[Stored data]
________

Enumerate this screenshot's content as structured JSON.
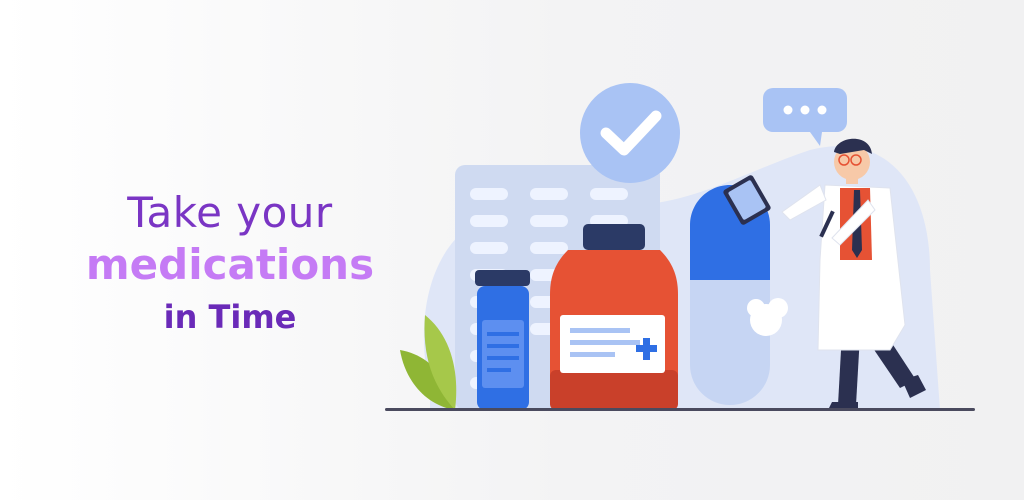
{
  "headline": {
    "line1": "Take your",
    "line2": "medications",
    "line3": "in Time"
  },
  "illustration": {
    "icons": [
      "check-icon",
      "chat-dots-icon",
      "plus-icon"
    ],
    "colors": {
      "purple": "#7a35c4",
      "lilac": "#c57bf5",
      "blue": "#2f6fe4",
      "light_blue": "#a9c6f5",
      "red_bottle": "#e65234",
      "leaf": "#9bbf3a",
      "ground": "#4a4a5e"
    }
  }
}
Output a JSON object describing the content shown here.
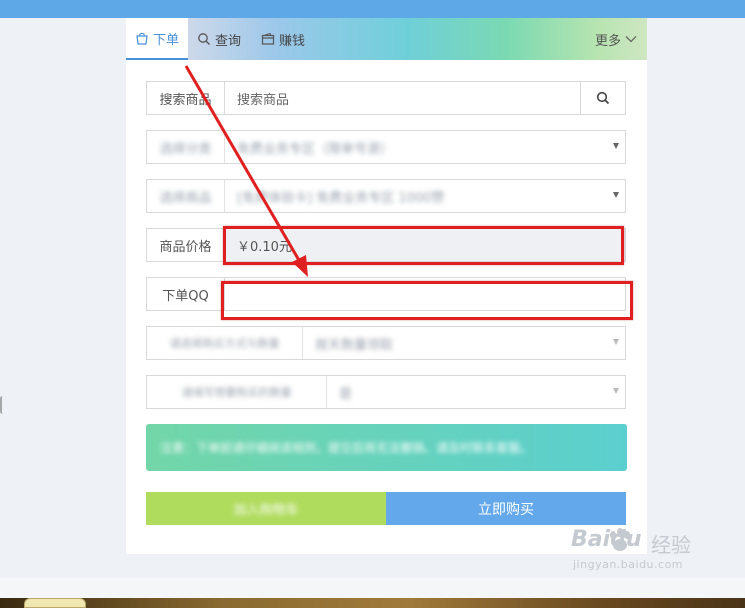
{
  "tabs": [
    {
      "label": "下单",
      "icon": "bag-icon",
      "active": true
    },
    {
      "label": "查询",
      "icon": "search-icon",
      "active": false
    },
    {
      "label": "赚钱",
      "icon": "wallet-icon",
      "active": false
    }
  ],
  "more_label": "更多",
  "search": {
    "label": "搜索商品",
    "placeholder": "搜索商品"
  },
  "category": {
    "label": "选择分类",
    "value": "免费业务专区（限单号源）"
  },
  "product": {
    "label": "选择商品",
    "value": "[免费体验卡] 免费业务专区 1000赞"
  },
  "price": {
    "label": "商品价格",
    "value": "￥0.10元"
  },
  "qq": {
    "label": "下单QQ",
    "value": ""
  },
  "extra1": {
    "label": "请选择购买方式与数量",
    "value": "按天数量领取"
  },
  "extra2": {
    "label": "请填写想要购买的数量",
    "value": "是"
  },
  "notice_text": "注意：下单前请仔细阅读规则，提交后将无法撤销。请及时联系客服。",
  "buttons": {
    "cart": "加入购物车",
    "buy": "立即购买"
  },
  "watermark": {
    "brand": "Baidu",
    "cn": "经验",
    "url": "jingyan.baidu.com"
  },
  "colors": {
    "accent": "#4a90d9",
    "buy_button": "#63a8ea",
    "cart_button": "#b0dc5e",
    "annotation": "#e02020"
  }
}
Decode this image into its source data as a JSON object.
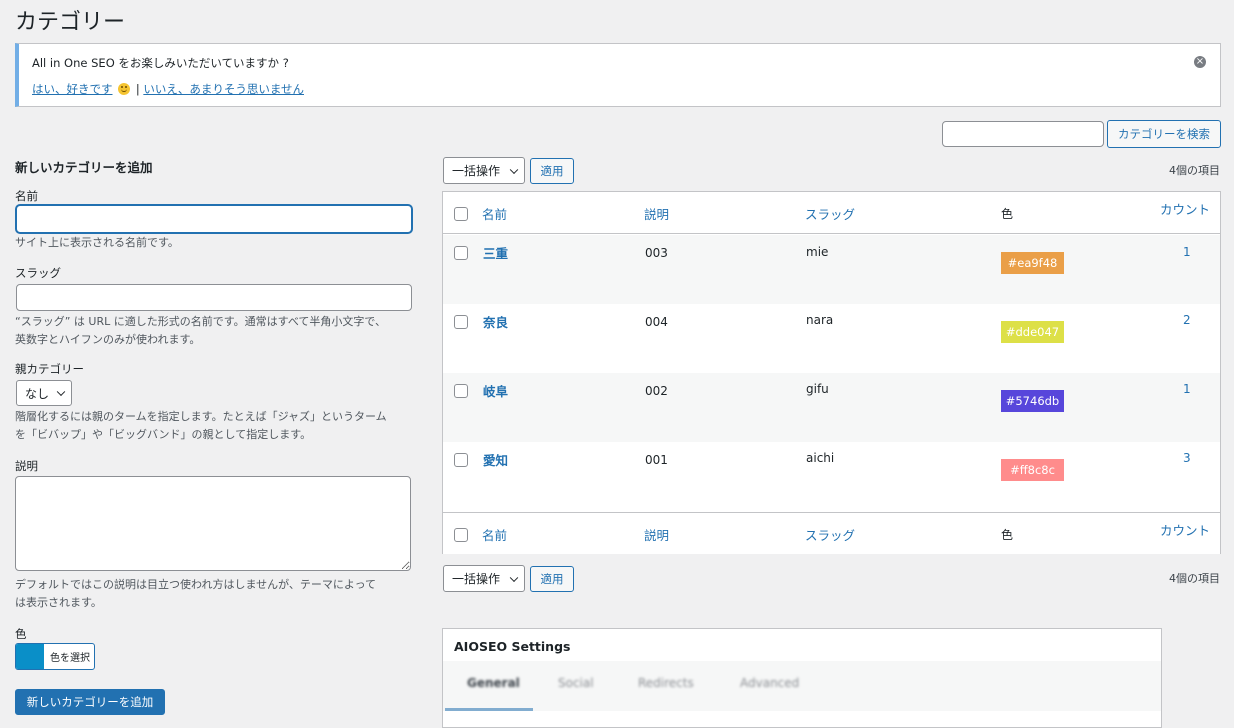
{
  "page": {
    "title": "カテゴリー"
  },
  "notice": {
    "question": "All in One SEO をお楽しみいただいていますか ?",
    "yes_link": "はい、好きです",
    "separator": "|",
    "no_link": "いいえ、あまりそう思いません",
    "dismiss_icon": "circle-x-icon"
  },
  "search": {
    "placeholder": "",
    "button_label": "カテゴリーを検索"
  },
  "add_form": {
    "heading": "新しいカテゴリーを追加",
    "name_label": "名前",
    "name_value": "",
    "name_help": "サイト上に表示される名前です。",
    "slug_label": "スラッグ",
    "slug_value": "",
    "slug_help_1": "“スラッグ” は URL に適した形式の名前です。通常はすべて半角小文字で、",
    "slug_help_2": "英数字とハイフンのみが使われます。",
    "parent_label": "親カテゴリー",
    "parent_selected": "なし",
    "parent_help_1": "階層化するには親のタームを指定します。たとえば「ジャズ」というターム",
    "parent_help_2": "を「ビバップ」や「ビッグバンド」の親として指定します。",
    "desc_label": "説明",
    "desc_value": "",
    "desc_help_1": "デフォルトではこの説明は目立つ使われ方はしませんが、テーマによって",
    "desc_help_2": "は表示されます。",
    "color_label": "色",
    "color_button": "色を選択",
    "color_value": "#0a8fc8",
    "submit_label": "新しいカテゴリーを追加"
  },
  "bulk": {
    "selected": "一括操作",
    "apply": "適用"
  },
  "items_count": "4個の項目",
  "table": {
    "columns": {
      "name": "名前",
      "description": "説明",
      "slug": "スラッグ",
      "color": "色",
      "count": "カウント"
    },
    "rows": [
      {
        "name": "三重",
        "description": "003",
        "slug": "mie",
        "color": "#ea9f48",
        "count": "1"
      },
      {
        "name": "奈良",
        "description": "004",
        "slug": "nara",
        "color": "#dde047",
        "count": "2"
      },
      {
        "name": "岐阜",
        "description": "002",
        "slug": "gifu",
        "color": "#5746db",
        "count": "1"
      },
      {
        "name": "愛知",
        "description": "001",
        "slug": "aichi",
        "color": "#ff8c8c",
        "count": "3"
      }
    ]
  },
  "aioseo": {
    "title": "AIOSEO Settings",
    "tabs": [
      "General",
      "Social",
      "Redirects",
      "Advanced"
    ]
  }
}
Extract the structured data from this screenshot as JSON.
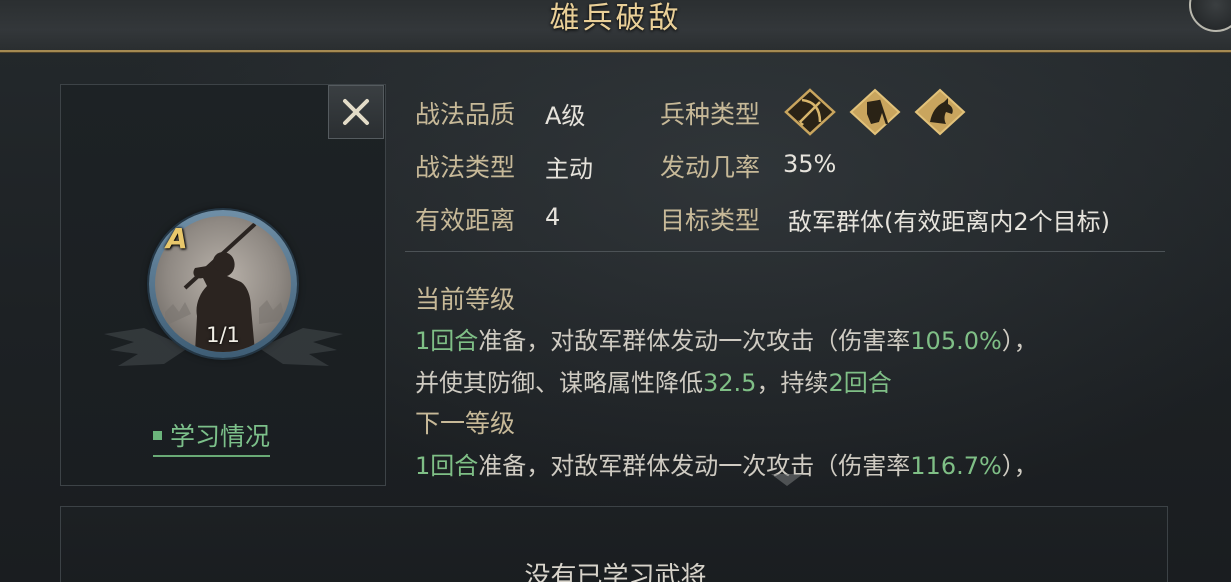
{
  "header": {
    "title": "雄兵破敌"
  },
  "skill": {
    "grade_badge": "A",
    "usage_count": "1/1",
    "learn_link_label": "学习情况"
  },
  "info": {
    "quality_label": "战法品质",
    "quality_value": "A级",
    "type_label": "战法类型",
    "type_value": "主动",
    "range_label": "有效距离",
    "range_value": "4",
    "troop_label": "兵种类型",
    "troop_icons": [
      "archer-troop-icon",
      "shield-troop-icon",
      "cavalry-troop-icon"
    ],
    "rate_label": "发动几率",
    "rate_value": "35%",
    "target_label": "目标类型",
    "target_value": "敌军群体(有效距离内2个目标)"
  },
  "current_level": {
    "title": "当前等级",
    "line1": {
      "turns": "1回合",
      "text": "准备，对敌军群体发动一次攻击（伤害率",
      "damage": "105.0%",
      "tail": "），"
    },
    "line2": {
      "text": "并使其防御、谋略属性降低",
      "reduce": "32.5",
      "mid": "，持续",
      "duration": "2回合"
    }
  },
  "next_level": {
    "title": "下一等级",
    "line1": {
      "turns": "1回合",
      "text": "准备，对敌军群体发动一次攻击（伤害率",
      "damage": "116.7%",
      "tail": "），"
    }
  },
  "generals_panel": {
    "empty_text": "没有已学习武将"
  },
  "colors": {
    "gold": "#e9cf97",
    "label": "#c7b998",
    "highlight": "#7fbf86",
    "text": "#cfcbc2"
  }
}
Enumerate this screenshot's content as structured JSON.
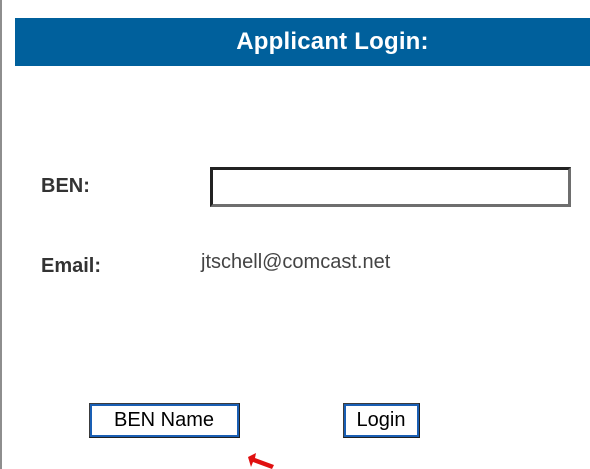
{
  "header": {
    "title": "Applicant Login:"
  },
  "form": {
    "ben_label": "BEN:",
    "ben_value": "",
    "email_label": "Email:",
    "email_value": "jtschell@comcast.net"
  },
  "buttons": {
    "ben_name_label": "BEN Name",
    "login_label": "Login"
  },
  "colors": {
    "header_bg": "#00609c",
    "header_text": "#ffffff",
    "label_text": "#333333",
    "cursor_red": "#e01010"
  },
  "icons": {
    "cursor": "red-arrow-pointer-icon"
  }
}
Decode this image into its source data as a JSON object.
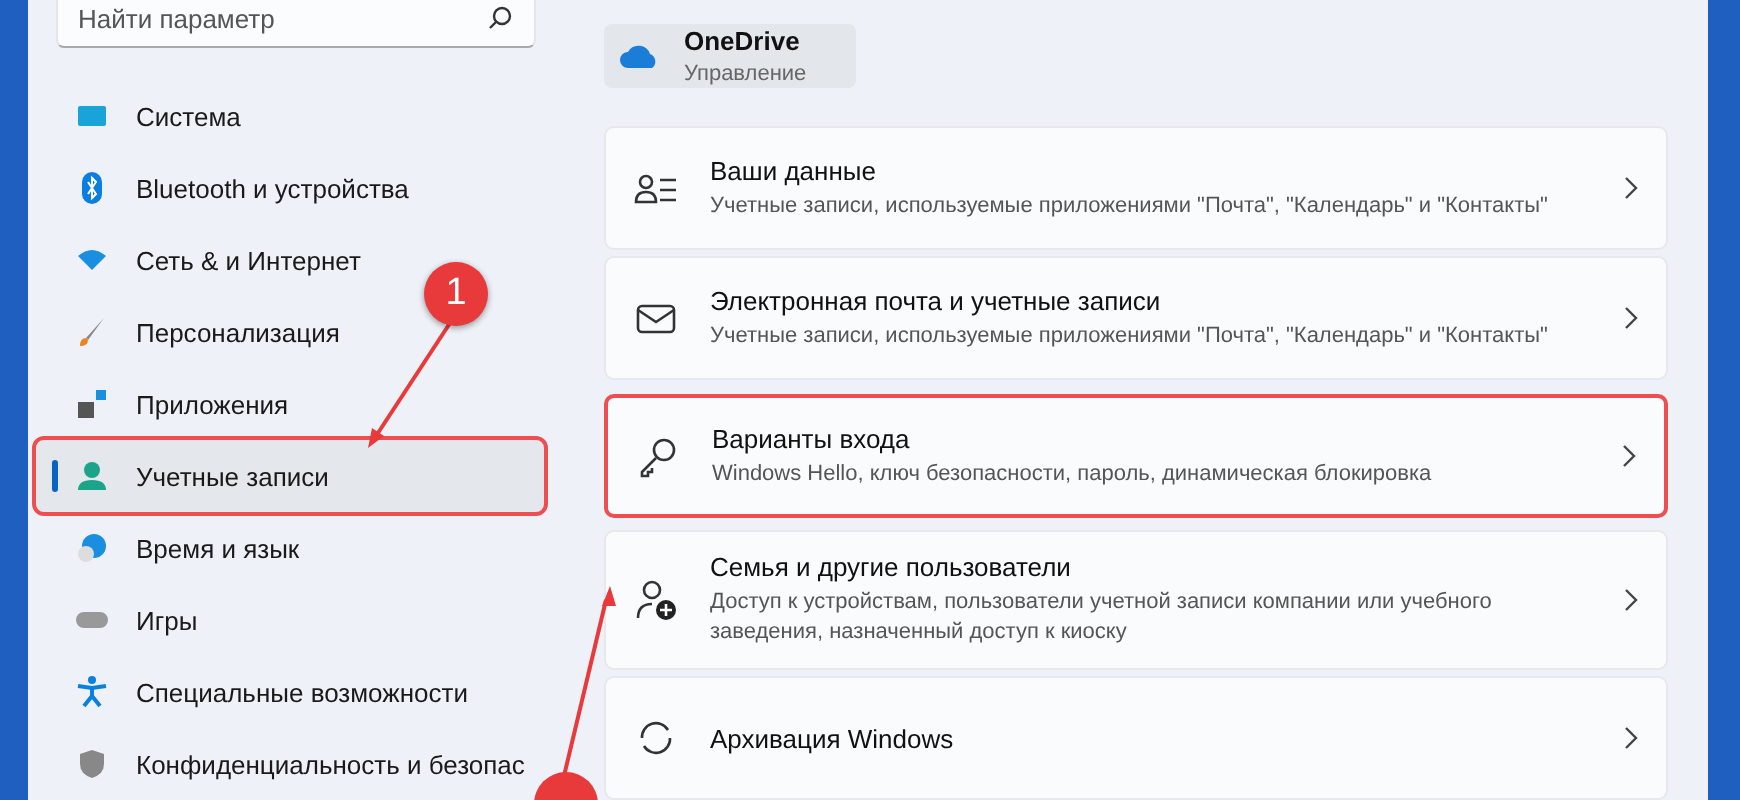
{
  "search": {
    "placeholder": "Найти параметр"
  },
  "nav": [
    {
      "label": "Система",
      "selected": false,
      "highlighted": false
    },
    {
      "label": "Bluetooth и устройства",
      "selected": false,
      "highlighted": false
    },
    {
      "label": "Сеть & и Интернет",
      "selected": false,
      "highlighted": false
    },
    {
      "label": "Персонализация",
      "selected": false,
      "highlighted": false
    },
    {
      "label": "Приложения",
      "selected": false,
      "highlighted": false
    },
    {
      "label": "Учетные записи",
      "selected": true,
      "highlighted": true
    },
    {
      "label": "Время и язык",
      "selected": false,
      "highlighted": false
    },
    {
      "label": "Игры",
      "selected": false,
      "highlighted": false
    },
    {
      "label": "Специальные возможности",
      "selected": false,
      "highlighted": false
    },
    {
      "label": "Конфиденциальность и безопас",
      "selected": false,
      "highlighted": false
    }
  ],
  "onedrive": {
    "title": "OneDrive",
    "subtitle": "Управление"
  },
  "cards": [
    {
      "title": "Ваши данные",
      "subtitle": "Учетные записи, используемые приложениями \"Почта\", \"Календарь\" и \"Контакты\"",
      "highlighted": false
    },
    {
      "title": "Электронная почта и учетные записи",
      "subtitle": "Учетные записи, используемые приложениями \"Почта\", \"Календарь\" и \"Контакты\"",
      "highlighted": false
    },
    {
      "title": "Варианты входа",
      "subtitle": "Windows Hello, ключ безопасности, пароль, динамическая блокировка",
      "highlighted": true
    },
    {
      "title": "Семья и другие пользователи",
      "subtitle": "Доступ к устройствам, пользователи учетной записи компании или учебного заведения, назначенный доступ к киоску",
      "highlighted": false
    },
    {
      "title": "Архивация Windows",
      "highlighted": false
    }
  ],
  "annotations": [
    {
      "label": "1"
    }
  ]
}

________

Look through the listing above. Pick out each line with "スラッグ" and copy it.

    "slug_label": "スラッグ",
    "slug_help_1": "“スラッグ” は URL に適した形式の名前です。通常はすべて半角小文字で、",
      "slug": "スラッグ",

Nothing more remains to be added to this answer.